_Problem description:_ In the entries below, count the lines holding "HOLIDAY". Reply with the number only.

/---

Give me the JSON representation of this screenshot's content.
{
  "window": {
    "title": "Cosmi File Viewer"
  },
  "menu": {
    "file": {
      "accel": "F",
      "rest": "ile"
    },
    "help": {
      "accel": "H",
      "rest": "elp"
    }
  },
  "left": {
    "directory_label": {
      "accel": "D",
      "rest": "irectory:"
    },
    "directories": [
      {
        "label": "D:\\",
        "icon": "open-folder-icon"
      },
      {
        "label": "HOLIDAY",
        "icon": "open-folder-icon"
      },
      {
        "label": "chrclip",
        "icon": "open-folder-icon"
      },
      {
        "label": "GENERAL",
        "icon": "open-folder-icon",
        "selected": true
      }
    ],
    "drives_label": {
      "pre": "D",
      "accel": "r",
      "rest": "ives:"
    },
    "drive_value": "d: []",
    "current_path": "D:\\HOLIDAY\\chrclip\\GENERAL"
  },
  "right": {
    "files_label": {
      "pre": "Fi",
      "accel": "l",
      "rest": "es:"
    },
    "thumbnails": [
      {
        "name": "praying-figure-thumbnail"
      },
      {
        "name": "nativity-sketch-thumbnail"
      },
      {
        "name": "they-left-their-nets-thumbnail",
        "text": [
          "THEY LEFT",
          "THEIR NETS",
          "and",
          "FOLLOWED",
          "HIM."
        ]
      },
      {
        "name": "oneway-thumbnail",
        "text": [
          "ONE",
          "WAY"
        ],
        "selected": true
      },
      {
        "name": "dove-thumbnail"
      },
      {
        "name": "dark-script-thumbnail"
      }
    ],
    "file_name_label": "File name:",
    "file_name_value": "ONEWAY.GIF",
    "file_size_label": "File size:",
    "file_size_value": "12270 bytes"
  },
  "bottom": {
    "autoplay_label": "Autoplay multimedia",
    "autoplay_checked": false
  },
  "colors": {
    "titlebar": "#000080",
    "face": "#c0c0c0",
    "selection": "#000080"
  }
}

\---

_Correct response:_ 2